> [PROBLEM]: Pull each line holding "color" out of the entries below.

— start of EXTRACTED INFORMATION —

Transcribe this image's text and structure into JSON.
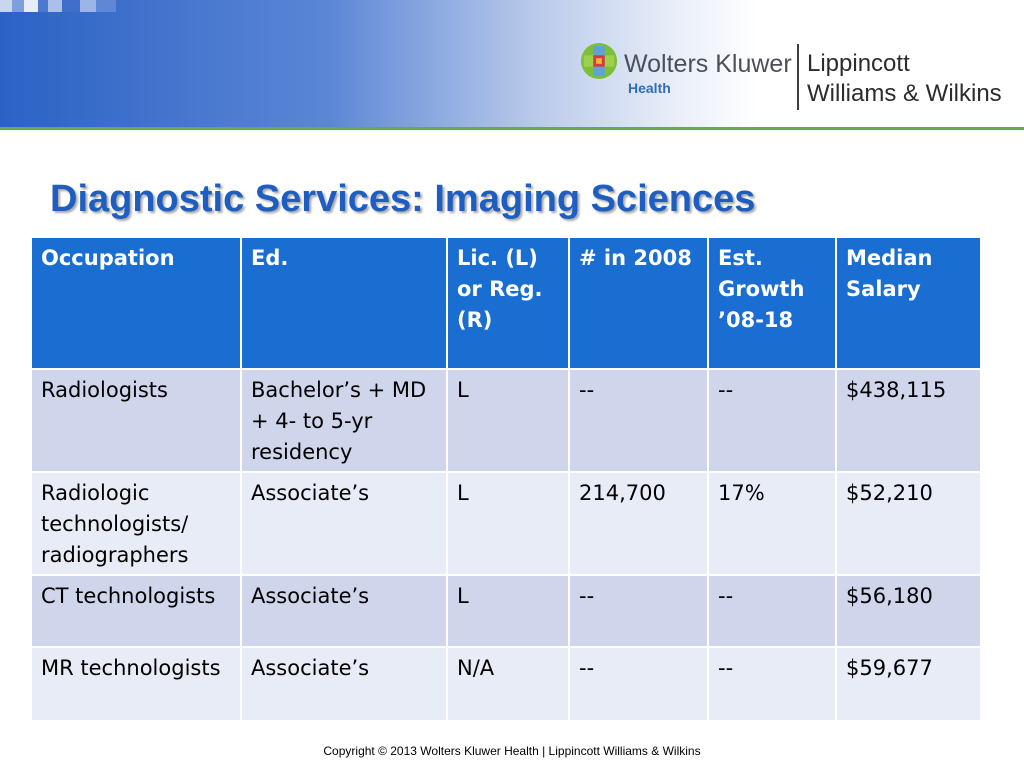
{
  "brand": {
    "wk_name": "Wolters Kluwer",
    "wk_sub": "Health",
    "lww_line1": "Lippincott",
    "lww_line2": "Williams & Wilkins",
    "accent_blue": "#1a6dd1",
    "title_blue": "#1e5ec1",
    "rule_green": "#6aa84f"
  },
  "slide": {
    "title": "Diagnostic Services: Imaging Sciences"
  },
  "table": {
    "headers": [
      "Occupation",
      "Ed.",
      "Lic. (L) or Reg. (R)",
      "# in 2008",
      "Est. Growth ’08-18",
      "Median Salary"
    ],
    "rows": [
      [
        "Radiologists",
        "Bachelor’s + MD + 4- to 5-yr residency",
        "L",
        "--",
        "--",
        "$438,115"
      ],
      [
        "Radiologic technologists/ radiographers",
        "Associate’s",
        "L",
        "214,700",
        "17%",
        "$52,210"
      ],
      [
        "CT technologists",
        "Associate’s",
        "L",
        "--",
        "--",
        "$56,180"
      ],
      [
        "MR technologists",
        "Associate’s",
        "N/A",
        "--",
        "--",
        "$59,677"
      ]
    ]
  },
  "footer": {
    "copyright": "Copyright © 2013 Wolters Kluwer Health | Lippincott Williams & Wilkins"
  }
}
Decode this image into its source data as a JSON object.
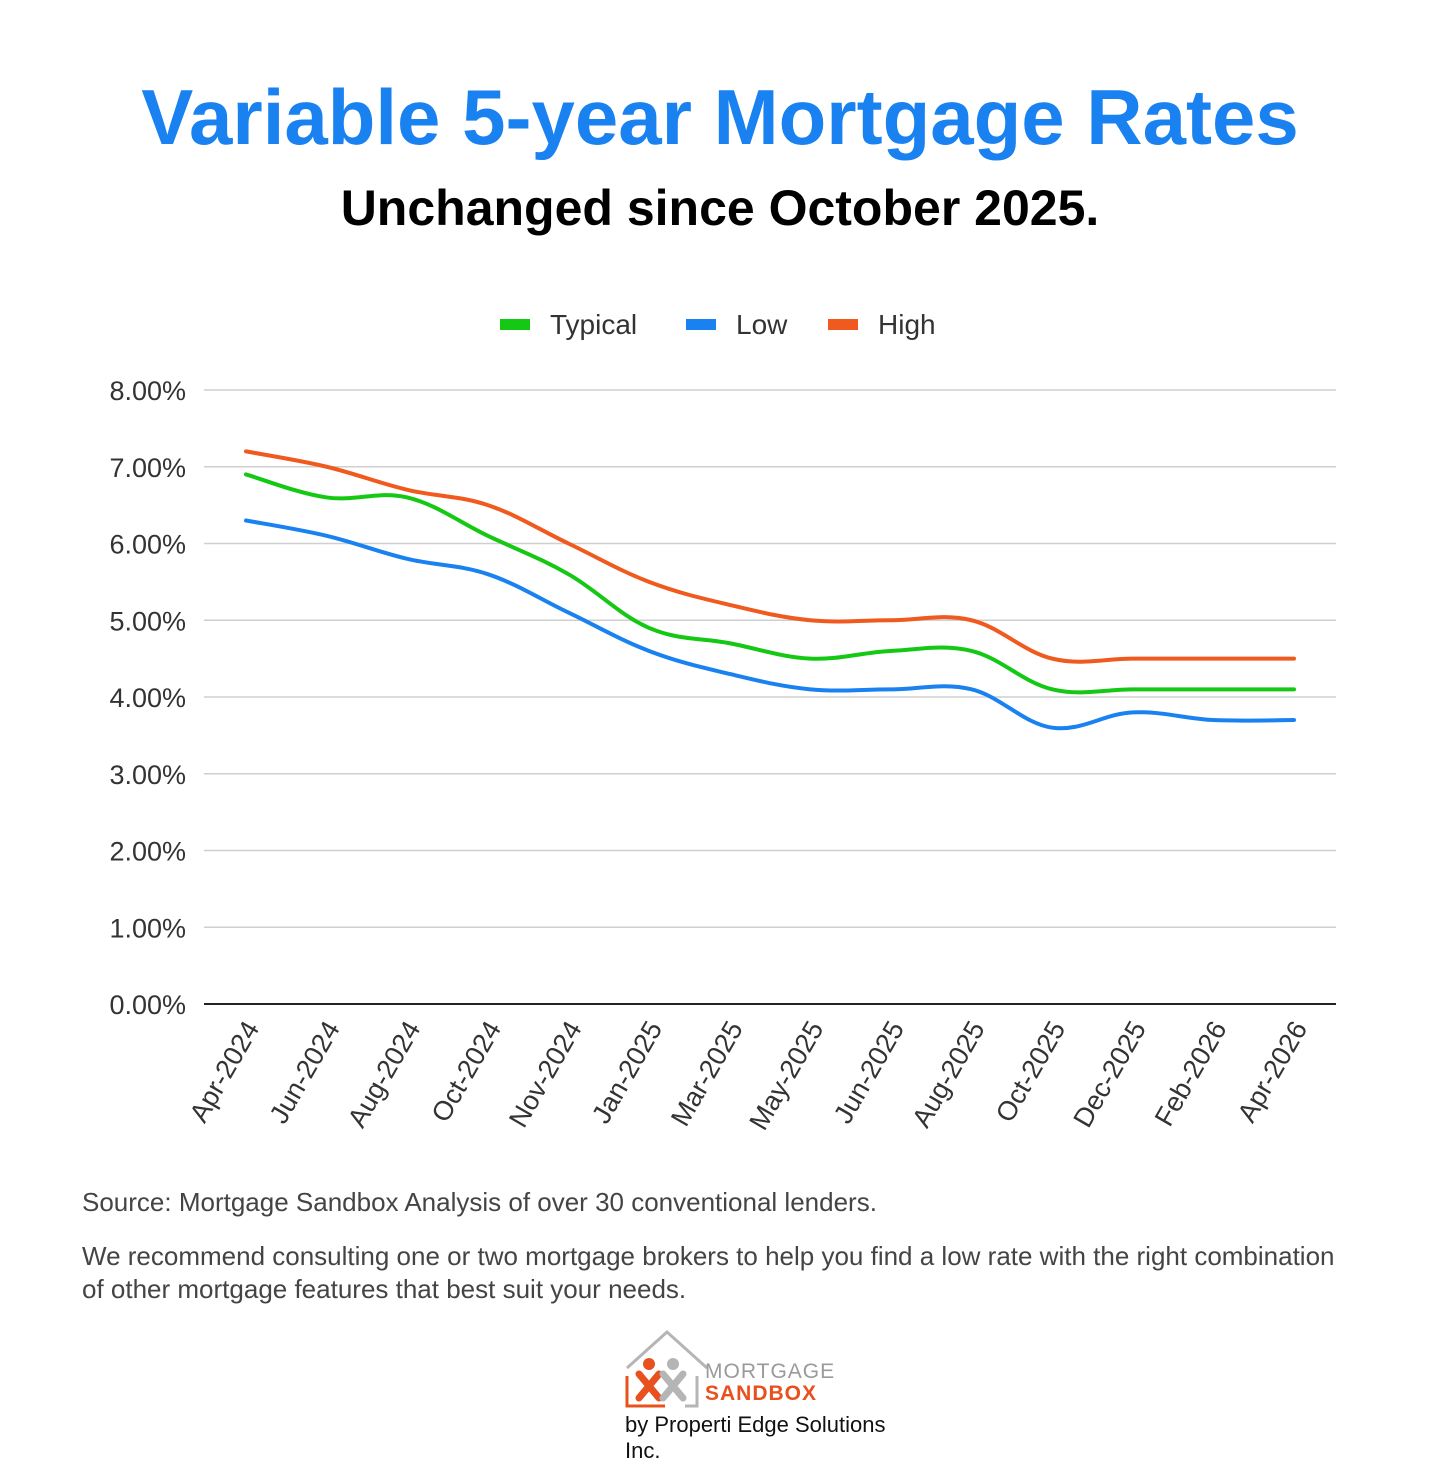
{
  "header": {
    "title": "Variable 5-year Mortgage Rates",
    "subtitle": "Unchanged since October 2025."
  },
  "chart_data": {
    "type": "line",
    "categories": [
      "Apr-2024",
      "Jun-2024",
      "Aug-2024",
      "Oct-2024",
      "Nov-2024",
      "Jan-2025",
      "Mar-2025",
      "May-2025",
      "Jun-2025",
      "Aug-2025",
      "Oct-2025",
      "Dec-2025",
      "Feb-2026",
      "Apr-2026"
    ],
    "y_tick_labels": [
      "0.00%",
      "1.00%",
      "2.00%",
      "3.00%",
      "4.00%",
      "5.00%",
      "6.00%",
      "7.00%",
      "8.00%"
    ],
    "ylim": [
      0,
      8
    ],
    "grid": true,
    "legend_position": "top-center",
    "series": [
      {
        "name": "Typical",
        "color": "#14c814",
        "values": [
          6.9,
          6.6,
          6.6,
          6.1,
          5.6,
          4.9,
          4.7,
          4.5,
          4.6,
          4.6,
          4.1,
          4.1,
          4.1,
          4.1
        ]
      },
      {
        "name": "Low",
        "color": "#1a82f0",
        "values": [
          6.3,
          6.1,
          5.8,
          5.6,
          5.1,
          4.6,
          4.3,
          4.1,
          4.1,
          4.1,
          3.6,
          3.8,
          3.7,
          3.7
        ]
      },
      {
        "name": "High",
        "color": "#f05a1e",
        "values": [
          7.2,
          7.0,
          6.7,
          6.5,
          6.0,
          5.5,
          5.2,
          5.0,
          5.0,
          5.0,
          4.5,
          4.5,
          4.5,
          4.5
        ]
      }
    ]
  },
  "footer": {
    "source": "Source: Mortgage Sandbox Analysis of over 30 conventional lenders.",
    "note": "We recommend consulting one or two mortgage brokers to help you find a low rate with the right combination of other mortgage features that best suit your needs."
  },
  "logo": {
    "line1": "MORTGAGE",
    "line2": "SANDBOX",
    "byline": "by Properti Edge Solutions Inc."
  }
}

— end of EXTRACTED INFORMATION —

> [RESULT FOR THIS EXERCISE]:
        "color": "#14c814",
        "color": "#1a82f0",
        "color": "#f05a1e",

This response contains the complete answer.